## What this task involves
Write out every entry exactly as it stands.

## Dataset content

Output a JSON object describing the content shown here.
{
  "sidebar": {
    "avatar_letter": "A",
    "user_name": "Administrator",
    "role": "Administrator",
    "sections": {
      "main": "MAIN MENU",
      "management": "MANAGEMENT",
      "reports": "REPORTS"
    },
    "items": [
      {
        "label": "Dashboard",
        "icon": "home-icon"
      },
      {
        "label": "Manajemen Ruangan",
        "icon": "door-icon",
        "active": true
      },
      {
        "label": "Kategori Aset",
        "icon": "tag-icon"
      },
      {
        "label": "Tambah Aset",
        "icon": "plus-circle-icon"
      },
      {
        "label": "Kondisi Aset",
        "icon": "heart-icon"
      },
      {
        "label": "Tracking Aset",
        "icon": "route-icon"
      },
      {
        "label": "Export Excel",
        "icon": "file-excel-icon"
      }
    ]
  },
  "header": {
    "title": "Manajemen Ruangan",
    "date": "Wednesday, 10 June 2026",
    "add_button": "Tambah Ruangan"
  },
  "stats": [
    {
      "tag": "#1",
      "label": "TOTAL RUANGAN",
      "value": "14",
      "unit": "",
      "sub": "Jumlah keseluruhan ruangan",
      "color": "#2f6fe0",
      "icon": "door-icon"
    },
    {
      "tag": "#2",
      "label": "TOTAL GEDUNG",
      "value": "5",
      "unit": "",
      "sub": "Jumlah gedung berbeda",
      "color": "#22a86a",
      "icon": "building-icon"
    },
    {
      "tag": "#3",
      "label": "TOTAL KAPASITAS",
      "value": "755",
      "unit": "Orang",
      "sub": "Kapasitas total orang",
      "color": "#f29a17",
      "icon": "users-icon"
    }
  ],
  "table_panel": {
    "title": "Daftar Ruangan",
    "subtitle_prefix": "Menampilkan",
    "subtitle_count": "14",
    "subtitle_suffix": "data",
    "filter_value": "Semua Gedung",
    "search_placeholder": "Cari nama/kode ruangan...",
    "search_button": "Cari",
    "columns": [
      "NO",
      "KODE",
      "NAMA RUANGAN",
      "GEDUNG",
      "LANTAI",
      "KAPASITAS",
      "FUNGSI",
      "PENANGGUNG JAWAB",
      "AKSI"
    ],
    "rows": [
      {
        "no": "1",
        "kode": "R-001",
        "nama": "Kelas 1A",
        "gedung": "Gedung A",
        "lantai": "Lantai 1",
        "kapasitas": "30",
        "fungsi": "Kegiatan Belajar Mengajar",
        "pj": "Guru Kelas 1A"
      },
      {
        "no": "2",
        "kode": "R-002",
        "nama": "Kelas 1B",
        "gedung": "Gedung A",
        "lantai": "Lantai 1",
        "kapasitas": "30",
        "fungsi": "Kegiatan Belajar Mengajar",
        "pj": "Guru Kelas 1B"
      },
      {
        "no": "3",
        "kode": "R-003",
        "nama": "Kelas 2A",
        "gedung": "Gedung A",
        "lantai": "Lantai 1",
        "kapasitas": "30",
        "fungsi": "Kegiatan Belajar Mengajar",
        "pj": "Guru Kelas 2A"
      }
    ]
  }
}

## Result of this exercise
Output a JSON object describing the content shown here.
{
  "sidebar": {
    "avatar_letter": "A",
    "user_name": "Administrator",
    "role": "Administrator",
    "sections": {
      "main": "MAIN MENU",
      "management": "MANAGEMENT",
      "reports": "REPORTS"
    },
    "items": [
      {
        "label": "Dashboard",
        "icon": "home-icon"
      },
      {
        "label": "Manajemen Ruangan",
        "icon": "door-icon",
        "active": true
      },
      {
        "label": "Kategori Aset",
        "icon": "tag-icon"
      },
      {
        "label": "Tambah Aset",
        "icon": "plus-circle-icon"
      },
      {
        "label": "Kondisi Aset",
        "icon": "heart-icon"
      },
      {
        "label": "Tracking Aset",
        "icon": "route-icon"
      },
      {
        "label": "Export Excel",
        "icon": "file-excel-icon"
      }
    ]
  },
  "header": {
    "title": "Manajemen Ruangan",
    "date": "Wednesday, 10 June 2026",
    "add_button": "Tambah Ruangan"
  },
  "stats": [
    {
      "tag": "#1",
      "label": "TOTAL RUANGAN",
      "value": "14",
      "unit": "",
      "sub": "Jumlah keseluruhan ruangan",
      "color": "#2f6fe0",
      "icon": "door-icon"
    },
    {
      "tag": "#2",
      "label": "TOTAL GEDUNG",
      "value": "5",
      "unit": "",
      "sub": "Jumlah gedung berbeda",
      "color": "#22a86a",
      "icon": "building-icon"
    },
    {
      "tag": "#3",
      "label": "TOTAL KAPASITAS",
      "value": "755",
      "unit": "Orang",
      "sub": "Kapasitas total orang",
      "color": "#f29a17",
      "icon": "users-icon"
    }
  ],
  "table_panel": {
    "title": "Daftar Ruangan",
    "subtitle_prefix": "Menampilkan",
    "subtitle_count": "14",
    "subtitle_suffix": "data",
    "filter_value": "Semua Gedung",
    "search_placeholder": "Cari nama/kode ruangan...",
    "search_button": "Cari",
    "columns": [
      "NO",
      "KODE",
      "NAMA RUANGAN",
      "GEDUNG",
      "LANTAI",
      "KAPASITAS",
      "FUNGSI",
      "PENANGGUNG JAWAB",
      "AKSI"
    ],
    "rows": [
      {
        "no": "1",
        "kode": "R-001",
        "nama": "Kelas 1A",
        "gedung": "Gedung A",
        "lantai": "Lantai 1",
        "kapasitas": "30",
        "fungsi": "Kegiatan Belajar Mengajar",
        "pj": "Guru Kelas 1A"
      },
      {
        "no": "2",
        "kode": "R-002",
        "nama": "Kelas 1B",
        "gedung": "Gedung A",
        "lantai": "Lantai 1",
        "kapasitas": "30",
        "fungsi": "Kegiatan Belajar Mengajar",
        "pj": "Guru Kelas 1B"
      },
      {
        "no": "3",
        "kode": "R-003",
        "nama": "Kelas 2A",
        "gedung": "Gedung A",
        "lantai": "Lantai 1",
        "kapasitas": "30",
        "fungsi": "Kegiatan Belajar Mengajar",
        "pj": "Guru Kelas 2A"
      }
    ]
  }
}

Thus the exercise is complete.